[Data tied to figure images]
<<<<
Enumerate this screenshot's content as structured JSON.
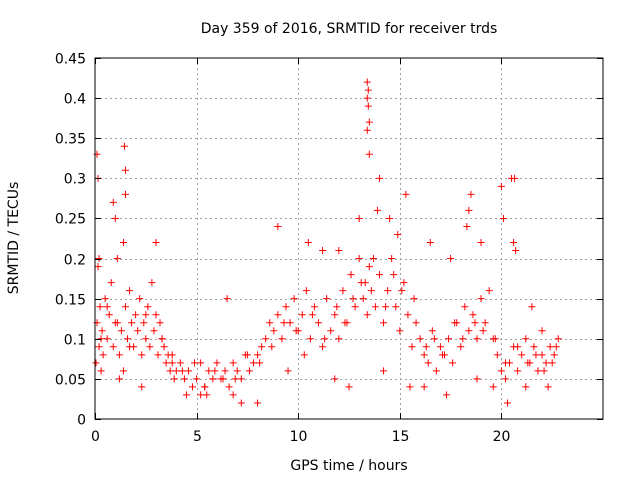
{
  "chart_data": {
    "type": "scatter",
    "title": "Day 359 of 2016, SRMTID for receiver trds",
    "xlabel": "GPS time / hours",
    "ylabel": "SRMTID / TECUs",
    "xlim": [
      0,
      25
    ],
    "ylim": [
      0,
      0.45
    ],
    "xticks": [
      0,
      5,
      10,
      15,
      20
    ],
    "xtick_labels": [
      "0",
      "5",
      "10",
      "15",
      "20"
    ],
    "yticks": [
      0,
      0.05,
      0.1,
      0.15,
      0.2,
      0.25,
      0.3,
      0.35,
      0.4,
      0.45
    ],
    "ytick_labels": [
      "0",
      "0.05",
      "0.1",
      "0.15",
      "0.2",
      "0.25",
      "0.3",
      "0.35",
      "0.4",
      "0.45"
    ],
    "grid": true,
    "marker": "plus",
    "color": "#ff0000",
    "series": [
      {
        "name": "SRMTID",
        "x": [
          0.05,
          0.1,
          0.15,
          0.2,
          0.25,
          0.3,
          0.35,
          0.4,
          0.5,
          0.6,
          0.7,
          0.8,
          0.9,
          1.0,
          1.1,
          1.2,
          1.3,
          1.4,
          1.5,
          1.6,
          1.7,
          1.8,
          1.9,
          2.0,
          2.1,
          2.2,
          2.3,
          2.4,
          2.5,
          2.6,
          2.7,
          2.8,
          2.9,
          3.0,
          3.1,
          3.2,
          3.3,
          3.4,
          3.5,
          3.6,
          3.7,
          3.8,
          3.9,
          4.0,
          4.2,
          4.4,
          4.6,
          4.8,
          5.0,
          5.2,
          5.4,
          5.6,
          5.8,
          6.0,
          6.2,
          6.4,
          6.6,
          6.8,
          7.0,
          7.2,
          7.4,
          7.6,
          7.8,
          8.0,
          8.2,
          8.4,
          8.6,
          8.8,
          9.0,
          9.2,
          9.4,
          9.6,
          9.8,
          10.0,
          10.2,
          10.4,
          10.6,
          10.8,
          11.0,
          11.2,
          11.4,
          11.6,
          11.8,
          12.0,
          12.2,
          12.4,
          12.6,
          12.8,
          13.0,
          13.2,
          13.3,
          13.4,
          13.5,
          13.6,
          13.8,
          14.0,
          14.2,
          14.4,
          14.6,
          14.8,
          15.0,
          15.2,
          15.4,
          15.6,
          15.8,
          16.0,
          16.2,
          16.4,
          16.6,
          16.8,
          17.0,
          17.2,
          17.4,
          17.6,
          17.8,
          18.0,
          18.2,
          18.4,
          18.6,
          18.8,
          19.0,
          19.2,
          19.4,
          19.6,
          19.8,
          20.0,
          20.2,
          20.4,
          20.6,
          20.8,
          21.0,
          21.2,
          21.4,
          21.6,
          21.8,
          22.0,
          22.2,
          22.4,
          22.6,
          22.8,
          0.1,
          0.15,
          0.2,
          0.9,
          1.0,
          1.4,
          1.45,
          1.5,
          1.5,
          3.0,
          5.2,
          6.5,
          8.0,
          9.0,
          10.5,
          11.2,
          12.0,
          13.0,
          13.4,
          13.4,
          13.4,
          13.45,
          13.45,
          13.5,
          13.5,
          13.9,
          14.0,
          14.5,
          14.9,
          15.3,
          16.5,
          17.5,
          18.3,
          18.4,
          18.5,
          19.0,
          20.0,
          20.1,
          20.5,
          20.6,
          20.65,
          20.7,
          21.5,
          22.0,
          1.2,
          2.3,
          4.5,
          5.5,
          6.8,
          7.2,
          9.5,
          10.3,
          11.8,
          12.5,
          14.2,
          15.5,
          16.2,
          17.3,
          18.8,
          19.6,
          20.3,
          21.2,
          22.3,
          0.3,
          0.6,
          1.1,
          1.7,
          2.5,
          3.3,
          3.8,
          4.3,
          4.9,
          5.4,
          5.9,
          6.3,
          6.9,
          7.5,
          8.1,
          8.7,
          9.3,
          9.9,
          10.7,
          11.3,
          11.9,
          12.3,
          12.7,
          13.1,
          13.7,
          14.3,
          14.7,
          15.1,
          15.7,
          16.3,
          16.7,
          17.1,
          17.7,
          18.1,
          18.7,
          19.1,
          19.7,
          20.2,
          20.8,
          21.3,
          21.7,
          22.1,
          22.5,
          22.7
        ],
        "y": [
          0.07,
          0.12,
          0.19,
          0.09,
          0.14,
          0.06,
          0.11,
          0.08,
          0.15,
          0.1,
          0.13,
          0.17,
          0.09,
          0.12,
          0.2,
          0.08,
          0.11,
          0.06,
          0.14,
          0.1,
          0.16,
          0.12,
          0.09,
          0.13,
          0.11,
          0.15,
          0.08,
          0.12,
          0.1,
          0.14,
          0.09,
          0.17,
          0.11,
          0.13,
          0.08,
          0.12,
          0.1,
          0.09,
          0.07,
          0.08,
          0.06,
          0.07,
          0.05,
          0.06,
          0.07,
          0.05,
          0.06,
          0.04,
          0.05,
          0.07,
          0.04,
          0.06,
          0.05,
          0.07,
          0.05,
          0.06,
          0.04,
          0.07,
          0.06,
          0.05,
          0.08,
          0.06,
          0.07,
          0.08,
          0.09,
          0.1,
          0.12,
          0.11,
          0.13,
          0.1,
          0.14,
          0.12,
          0.15,
          0.11,
          0.13,
          0.16,
          0.1,
          0.14,
          0.12,
          0.09,
          0.15,
          0.11,
          0.13,
          0.1,
          0.16,
          0.12,
          0.18,
          0.14,
          0.2,
          0.15,
          0.17,
          0.13,
          0.19,
          0.16,
          0.14,
          0.18,
          0.12,
          0.16,
          0.2,
          0.14,
          0.11,
          0.17,
          0.13,
          0.09,
          0.12,
          0.1,
          0.08,
          0.07,
          0.11,
          0.06,
          0.09,
          0.08,
          0.1,
          0.07,
          0.12,
          0.09,
          0.14,
          0.11,
          0.13,
          0.1,
          0.15,
          0.12,
          0.16,
          0.1,
          0.08,
          0.06,
          0.05,
          0.07,
          0.09,
          0.06,
          0.08,
          0.1,
          0.07,
          0.09,
          0.06,
          0.08,
          0.07,
          0.09,
          0.08,
          0.1,
          0.33,
          0.3,
          0.2,
          0.27,
          0.25,
          0.22,
          0.34,
          0.31,
          0.28,
          0.22,
          0.03,
          0.15,
          0.02,
          0.24,
          0.22,
          0.21,
          0.21,
          0.25,
          0.42,
          0.4,
          0.36,
          0.41,
          0.39,
          0.37,
          0.33,
          0.26,
          0.3,
          0.25,
          0.23,
          0.28,
          0.22,
          0.2,
          0.24,
          0.26,
          0.28,
          0.22,
          0.29,
          0.25,
          0.3,
          0.22,
          0.3,
          0.21,
          0.14,
          0.11,
          0.05,
          0.04,
          0.03,
          0.03,
          0.03,
          0.02,
          0.06,
          0.08,
          0.05,
          0.04,
          0.06,
          0.04,
          0.04,
          0.03,
          0.05,
          0.04,
          0.02,
          0.04,
          0.04,
          0.1,
          0.14,
          0.12,
          0.09,
          0.13,
          0.1,
          0.08,
          0.06,
          0.07,
          0.04,
          0.06,
          0.05,
          0.05,
          0.08,
          0.07,
          0.09,
          0.12,
          0.11,
          0.13,
          0.1,
          0.14,
          0.12,
          0.15,
          0.17,
          0.2,
          0.14,
          0.18,
          0.16,
          0.15,
          0.09,
          0.1,
          0.08,
          0.12,
          0.1,
          0.12,
          0.11,
          0.1,
          0.07,
          0.09,
          0.07,
          0.08,
          0.06,
          0.07,
          0.09
        ]
      }
    ]
  }
}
>>>>
DIRECTIVE: Copy the whole listing above word for word but do not carry over the pictures.

THE REPLY:
Enumerate this screenshot's content as structured JSON.
{
  "chart_data": {
    "type": "scatter",
    "title": "Day 359 of 2016, SRMTID for receiver trds",
    "xlabel": "GPS time / hours",
    "ylabel": "SRMTID / TECUs",
    "xlim": [
      0,
      25
    ],
    "ylim": [
      0,
      0.45
    ],
    "xticks": [
      0,
      5,
      10,
      15,
      20
    ],
    "xtick_labels": [
      "0",
      "5",
      "10",
      "15",
      "20"
    ],
    "yticks": [
      0,
      0.05,
      0.1,
      0.15,
      0.2,
      0.25,
      0.3,
      0.35,
      0.4,
      0.45
    ],
    "ytick_labels": [
      "0",
      "0.05",
      "0.1",
      "0.15",
      "0.2",
      "0.25",
      "0.3",
      "0.35",
      "0.4",
      "0.45"
    ],
    "grid": true,
    "marker": "plus",
    "color": "#ff0000",
    "series": [
      {
        "name": "SRMTID",
        "x": [
          0.05,
          0.1,
          0.15,
          0.2,
          0.25,
          0.3,
          0.35,
          0.4,
          0.5,
          0.6,
          0.7,
          0.8,
          0.9,
          1.0,
          1.1,
          1.2,
          1.3,
          1.4,
          1.5,
          1.6,
          1.7,
          1.8,
          1.9,
          2.0,
          2.1,
          2.2,
          2.3,
          2.4,
          2.5,
          2.6,
          2.7,
          2.8,
          2.9,
          3.0,
          3.1,
          3.2,
          3.3,
          3.4,
          3.5,
          3.6,
          3.7,
          3.8,
          3.9,
          4.0,
          4.2,
          4.4,
          4.6,
          4.8,
          5.0,
          5.2,
          5.4,
          5.6,
          5.8,
          6.0,
          6.2,
          6.4,
          6.6,
          6.8,
          7.0,
          7.2,
          7.4,
          7.6,
          7.8,
          8.0,
          8.2,
          8.4,
          8.6,
          8.8,
          9.0,
          9.2,
          9.4,
          9.6,
          9.8,
          10.0,
          10.2,
          10.4,
          10.6,
          10.8,
          11.0,
          11.2,
          11.4,
          11.6,
          11.8,
          12.0,
          12.2,
          12.4,
          12.6,
          12.8,
          13.0,
          13.2,
          13.3,
          13.4,
          13.5,
          13.6,
          13.8,
          14.0,
          14.2,
          14.4,
          14.6,
          14.8,
          15.0,
          15.2,
          15.4,
          15.6,
          15.8,
          16.0,
          16.2,
          16.4,
          16.6,
          16.8,
          17.0,
          17.2,
          17.4,
          17.6,
          17.8,
          18.0,
          18.2,
          18.4,
          18.6,
          18.8,
          19.0,
          19.2,
          19.4,
          19.6,
          19.8,
          20.0,
          20.2,
          20.4,
          20.6,
          20.8,
          21.0,
          21.2,
          21.4,
          21.6,
          21.8,
          22.0,
          22.2,
          22.4,
          22.6,
          22.8,
          0.1,
          0.15,
          0.2,
          0.9,
          1.0,
          1.4,
          1.45,
          1.5,
          1.5,
          3.0,
          5.2,
          6.5,
          8.0,
          9.0,
          10.5,
          11.2,
          12.0,
          13.0,
          13.4,
          13.4,
          13.4,
          13.45,
          13.45,
          13.5,
          13.5,
          13.9,
          14.0,
          14.5,
          14.9,
          15.3,
          16.5,
          17.5,
          18.3,
          18.4,
          18.5,
          19.0,
          20.0,
          20.1,
          20.5,
          20.6,
          20.65,
          20.7,
          21.5,
          22.0,
          1.2,
          2.3,
          4.5,
          5.5,
          6.8,
          7.2,
          9.5,
          10.3,
          11.8,
          12.5,
          14.2,
          15.5,
          16.2,
          17.3,
          18.8,
          19.6,
          20.3,
          21.2,
          22.3,
          0.3,
          0.6,
          1.1,
          1.7,
          2.5,
          3.3,
          3.8,
          4.3,
          4.9,
          5.4,
          5.9,
          6.3,
          6.9,
          7.5,
          8.1,
          8.7,
          9.3,
          9.9,
          10.7,
          11.3,
          11.9,
          12.3,
          12.7,
          13.1,
          13.7,
          14.3,
          14.7,
          15.1,
          15.7,
          16.3,
          16.7,
          17.1,
          17.7,
          18.1,
          18.7,
          19.1,
          19.7,
          20.2,
          20.8,
          21.3,
          21.7,
          22.1,
          22.5,
          22.7
        ],
        "y": [
          0.07,
          0.12,
          0.19,
          0.09,
          0.14,
          0.06,
          0.11,
          0.08,
          0.15,
          0.1,
          0.13,
          0.17,
          0.09,
          0.12,
          0.2,
          0.08,
          0.11,
          0.06,
          0.14,
          0.1,
          0.16,
          0.12,
          0.09,
          0.13,
          0.11,
          0.15,
          0.08,
          0.12,
          0.1,
          0.14,
          0.09,
          0.17,
          0.11,
          0.13,
          0.08,
          0.12,
          0.1,
          0.09,
          0.07,
          0.08,
          0.06,
          0.07,
          0.05,
          0.06,
          0.07,
          0.05,
          0.06,
          0.04,
          0.05,
          0.07,
          0.04,
          0.06,
          0.05,
          0.07,
          0.05,
          0.06,
          0.04,
          0.07,
          0.06,
          0.05,
          0.08,
          0.06,
          0.07,
          0.08,
          0.09,
          0.1,
          0.12,
          0.11,
          0.13,
          0.1,
          0.14,
          0.12,
          0.15,
          0.11,
          0.13,
          0.16,
          0.1,
          0.14,
          0.12,
          0.09,
          0.15,
          0.11,
          0.13,
          0.1,
          0.16,
          0.12,
          0.18,
          0.14,
          0.2,
          0.15,
          0.17,
          0.13,
          0.19,
          0.16,
          0.14,
          0.18,
          0.12,
          0.16,
          0.2,
          0.14,
          0.11,
          0.17,
          0.13,
          0.09,
          0.12,
          0.1,
          0.08,
          0.07,
          0.11,
          0.06,
          0.09,
          0.08,
          0.1,
          0.07,
          0.12,
          0.09,
          0.14,
          0.11,
          0.13,
          0.1,
          0.15,
          0.12,
          0.16,
          0.1,
          0.08,
          0.06,
          0.05,
          0.07,
          0.09,
          0.06,
          0.08,
          0.1,
          0.07,
          0.09,
          0.06,
          0.08,
          0.07,
          0.09,
          0.08,
          0.1,
          0.33,
          0.3,
          0.2,
          0.27,
          0.25,
          0.22,
          0.34,
          0.31,
          0.28,
          0.22,
          0.03,
          0.15,
          0.02,
          0.24,
          0.22,
          0.21,
          0.21,
          0.25,
          0.42,
          0.4,
          0.36,
          0.41,
          0.39,
          0.37,
          0.33,
          0.26,
          0.3,
          0.25,
          0.23,
          0.28,
          0.22,
          0.2,
          0.24,
          0.26,
          0.28,
          0.22,
          0.29,
          0.25,
          0.3,
          0.22,
          0.3,
          0.21,
          0.14,
          0.11,
          0.05,
          0.04,
          0.03,
          0.03,
          0.03,
          0.02,
          0.06,
          0.08,
          0.05,
          0.04,
          0.06,
          0.04,
          0.04,
          0.03,
          0.05,
          0.04,
          0.02,
          0.04,
          0.04,
          0.1,
          0.14,
          0.12,
          0.09,
          0.13,
          0.1,
          0.08,
          0.06,
          0.07,
          0.04,
          0.06,
          0.05,
          0.05,
          0.08,
          0.07,
          0.09,
          0.12,
          0.11,
          0.13,
          0.1,
          0.14,
          0.12,
          0.15,
          0.17,
          0.2,
          0.14,
          0.18,
          0.16,
          0.15,
          0.09,
          0.1,
          0.08,
          0.12,
          0.1,
          0.12,
          0.11,
          0.1,
          0.07,
          0.09,
          0.07,
          0.08,
          0.06,
          0.07,
          0.09
        ]
      }
    ]
  }
}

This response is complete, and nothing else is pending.